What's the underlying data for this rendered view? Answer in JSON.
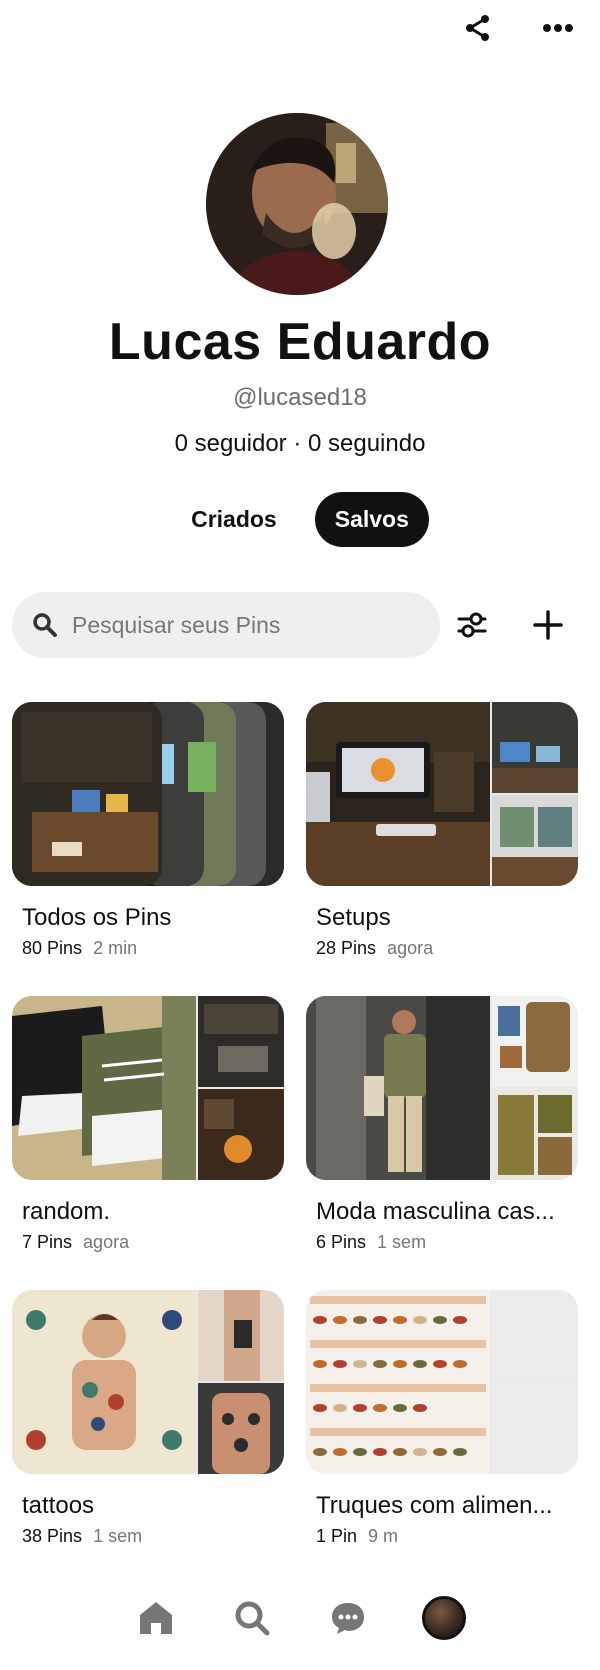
{
  "header": {
    "share_icon": "share-icon",
    "more_icon": "more-icon"
  },
  "profile": {
    "name": "Lucas Eduardo",
    "handle": "@lucased18",
    "follows": "0 seguidor · 0 seguindo"
  },
  "tabs": [
    {
      "label": "Criados",
      "active": false
    },
    {
      "label": "Salvos",
      "active": true
    }
  ],
  "search": {
    "placeholder": "Pesquisar seus Pins",
    "value": ""
  },
  "boards": [
    {
      "title": "Todos os Pins",
      "count": "80 Pins",
      "time": "2 min"
    },
    {
      "title": "Setups",
      "count": "28 Pins",
      "time": "agora"
    },
    {
      "title": "random.",
      "count": "7 Pins",
      "time": "agora"
    },
    {
      "title": "Moda masculina cas...",
      "count": "6 Pins",
      "time": "1 sem"
    },
    {
      "title": "tattoos",
      "count": "38 Pins",
      "time": "1 sem"
    },
    {
      "title": "Truques com alimen...",
      "count": "1 Pin",
      "time": "9 m"
    }
  ],
  "nav": {
    "home_icon": "home-icon",
    "search_icon": "search-icon",
    "messages_icon": "chat-icon",
    "profile_icon": "avatar"
  }
}
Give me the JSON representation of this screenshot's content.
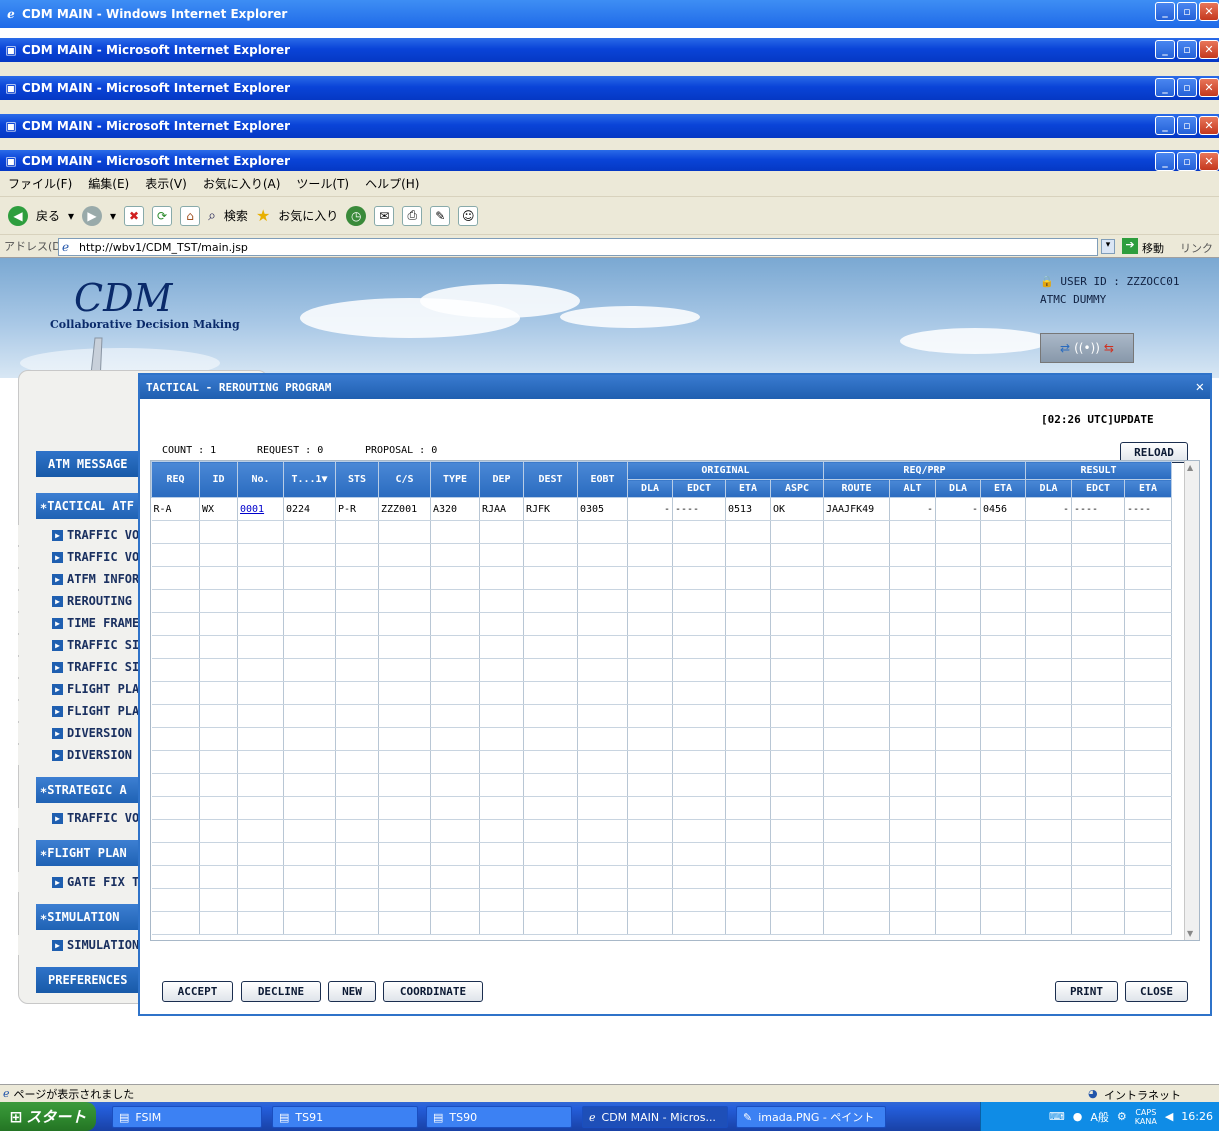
{
  "windows": {
    "top_title": "CDM MAIN - Windows Internet Explorer",
    "stacked_titles": [
      "CDM MAIN - Microsoft Internet Explorer",
      "CDM MAIN - Microsoft Internet Explorer",
      "CDM MAIN - Microsoft Internet Explorer",
      "CDM MAIN - Microsoft Internet Explorer"
    ]
  },
  "menubar": [
    "ファイル(F)",
    "編集(E)",
    "表示(V)",
    "お気に入り(A)",
    "ツール(T)",
    "ヘルプ(H)"
  ],
  "toolbar": {
    "back": "戻る",
    "search": "検索",
    "favorites": "お気に入り"
  },
  "address": {
    "label": "アドレス(D)",
    "url": "http://wbv1/CDM_TST/main.jsp",
    "go": "移動",
    "links": "リンク"
  },
  "header": {
    "logo": "CDM",
    "logo_sub": "Collaborative Decision Making",
    "user_id_label": "USER ID : ZZZOCC01",
    "user_name": "ATMC DUMMY"
  },
  "sidebar": {
    "atm_message": "ATM MESSAGE",
    "tactical": "∗TACTICAL ATF",
    "tactical_items": [
      "TRAFFIC VO",
      "TRAFFIC VO",
      "ATFM INFOR",
      "REROUTING",
      "TIME FRAME",
      "TRAFFIC SI",
      "TRAFFIC SI",
      "FLIGHT PLA",
      "FLIGHT PLA",
      "DIVERSION",
      "DIVERSION"
    ],
    "strategic": "∗STRATEGIC A",
    "strategic_items": [
      "TRAFFIC VO"
    ],
    "flight_plan": "∗FLIGHT PLAN",
    "flight_plan_items": [
      "GATE FIX T"
    ],
    "simulation": "∗SIMULATION",
    "simulation_items": [
      "SIMULATION"
    ],
    "preferences": "PREFERENCES"
  },
  "dialog": {
    "title": "TACTICAL - REROUTING PROGRAM",
    "update": "[02:26 UTC]UPDATE",
    "count": "COUNT : 1",
    "request": "REQUEST : 0",
    "proposal": "PROPOSAL : 0",
    "reload": "RELOAD",
    "buttons": {
      "accept": "ACCEPT",
      "decline": "DECLINE",
      "new": "NEW",
      "coordinate": "COORDINATE",
      "print": "PRINT",
      "close": "CLOSE"
    },
    "group_headers": [
      "ORIGINAL",
      "REQ/PRP",
      "RESULT"
    ],
    "columns": [
      "REQ",
      "ID",
      "No.",
      "T...1▼",
      "STS",
      "C/S",
      "TYPE",
      "DEP",
      "DEST",
      "EOBT",
      "DLA",
      "EDCT",
      "ETA",
      "ASPC",
      "ROUTE",
      "ALT",
      "DLA",
      "ETA",
      "DLA",
      "EDCT",
      "ETA"
    ],
    "rows": [
      [
        "R-A",
        "WX",
        "0001",
        "0224",
        "P-R",
        "ZZZ001",
        "A320",
        "RJAA",
        "RJFK",
        "0305",
        "-",
        "----",
        "0513",
        "OK",
        "JAAJFK49",
        "-",
        "-",
        "0456",
        "-",
        "----",
        "----"
      ]
    ]
  },
  "status": {
    "text": "ページが表示されました",
    "zone": "イントラネット"
  },
  "taskbar": {
    "start": "スタート",
    "tasks": [
      "FSIM",
      "TS91",
      "TS90",
      "CDM MAIN - Micros...",
      "imada.PNG - ペイント"
    ],
    "ime": "A般",
    "caps": "CAPS",
    "kana": "KANA",
    "clock": "16:26"
  },
  "colors": {
    "titlebar": "#0a44d8",
    "dialog_header": "#2a6bbf",
    "accent": "#2f73c9"
  }
}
====
→ **Aim of the exercise**:
Return each line of the data, keeping its wording exact and omitting pictures.

→ **Response below**:
What's the underlying data for this rendered view? Answer in JSON.
{
  "header": {
    "share_icon": "share-icon",
    "more_icon": "more-icon"
  },
  "profile": {
    "name": "Lucas Eduardo",
    "handle": "@lucased18",
    "follows": "0 seguidor · 0 seguindo"
  },
  "tabs": [
    {
      "label": "Criados",
      "active": false
    },
    {
      "label": "Salvos",
      "active": true
    }
  ],
  "search": {
    "placeholder": "Pesquisar seus Pins",
    "value": ""
  },
  "boards": [
    {
      "title": "Todos os Pins",
      "count": "80 Pins",
      "time": "2 min"
    },
    {
      "title": "Setups",
      "count": "28 Pins",
      "time": "agora"
    },
    {
      "title": "random.",
      "count": "7 Pins",
      "time": "agora"
    },
    {
      "title": "Moda masculina cas...",
      "count": "6 Pins",
      "time": "1 sem"
    },
    {
      "title": "tattoos",
      "count": "38 Pins",
      "time": "1 sem"
    },
    {
      "title": "Truques com alimen...",
      "count": "1 Pin",
      "time": "9 m"
    }
  ],
  "nav": {
    "home_icon": "home-icon",
    "search_icon": "search-icon",
    "messages_icon": "chat-icon",
    "profile_icon": "avatar"
  }
}
Give me the JSON representation of this screenshot's content.
{
  "windows": {
    "top_title": "CDM MAIN - Windows Internet Explorer",
    "stacked_titles": [
      "CDM MAIN - Microsoft Internet Explorer",
      "CDM MAIN - Microsoft Internet Explorer",
      "CDM MAIN - Microsoft Internet Explorer",
      "CDM MAIN - Microsoft Internet Explorer"
    ]
  },
  "menubar": [
    "ファイル(F)",
    "編集(E)",
    "表示(V)",
    "お気に入り(A)",
    "ツール(T)",
    "ヘルプ(H)"
  ],
  "toolbar": {
    "back": "戻る",
    "search": "検索",
    "favorites": "お気に入り"
  },
  "address": {
    "label": "アドレス(D)",
    "url": "http://wbv1/CDM_TST/main.jsp",
    "go": "移動",
    "links": "リンク"
  },
  "header": {
    "logo": "CDM",
    "logo_sub": "Collaborative Decision Making",
    "user_id_label": "USER ID : ZZZOCC01",
    "user_name": "ATMC DUMMY"
  },
  "sidebar": {
    "atm_message": "ATM MESSAGE",
    "tactical": "∗TACTICAL ATF",
    "tactical_items": [
      "TRAFFIC VO",
      "TRAFFIC VO",
      "ATFM INFOR",
      "REROUTING",
      "TIME FRAME",
      "TRAFFIC SI",
      "TRAFFIC SI",
      "FLIGHT PLA",
      "FLIGHT PLA",
      "DIVERSION",
      "DIVERSION"
    ],
    "strategic": "∗STRATEGIC A",
    "strategic_items": [
      "TRAFFIC VO"
    ],
    "flight_plan": "∗FLIGHT PLAN",
    "flight_plan_items": [
      "GATE FIX T"
    ],
    "simulation": "∗SIMULATION",
    "simulation_items": [
      "SIMULATION"
    ],
    "preferences": "PREFERENCES"
  },
  "dialog": {
    "title": "TACTICAL - REROUTING PROGRAM",
    "update": "[02:26 UTC]UPDATE",
    "count": "COUNT : 1",
    "request": "REQUEST : 0",
    "proposal": "PROPOSAL : 0",
    "reload": "RELOAD",
    "buttons": {
      "accept": "ACCEPT",
      "decline": "DECLINE",
      "new": "NEW",
      "coordinate": "COORDINATE",
      "print": "PRINT",
      "close": "CLOSE"
    },
    "group_headers": [
      "ORIGINAL",
      "REQ/PRP",
      "RESULT"
    ],
    "columns": [
      "REQ",
      "ID",
      "No.",
      "T...1▼",
      "STS",
      "C/S",
      "TYPE",
      "DEP",
      "DEST",
      "EOBT",
      "DLA",
      "EDCT",
      "ETA",
      "ASPC",
      "ROUTE",
      "ALT",
      "DLA",
      "ETA",
      "DLA",
      "EDCT",
      "ETA"
    ],
    "rows": [
      [
        "R-A",
        "WX",
        "0001",
        "0224",
        "P-R",
        "ZZZ001",
        "A320",
        "RJAA",
        "RJFK",
        "0305",
        "-",
        "----",
        "0513",
        "OK",
        "JAAJFK49",
        "-",
        "-",
        "0456",
        "-",
        "----",
        "----"
      ]
    ]
  },
  "status": {
    "text": "ページが表示されました",
    "zone": "イントラネット"
  },
  "taskbar": {
    "start": "スタート",
    "tasks": [
      "FSIM",
      "TS91",
      "TS90",
      "CDM MAIN - Micros...",
      "imada.PNG - ペイント"
    ],
    "ime": "A般",
    "caps": "CAPS",
    "kana": "KANA",
    "clock": "16:26"
  },
  "colors": {
    "titlebar": "#0a44d8",
    "dialog_header": "#2a6bbf",
    "accent": "#2f73c9"
  }
}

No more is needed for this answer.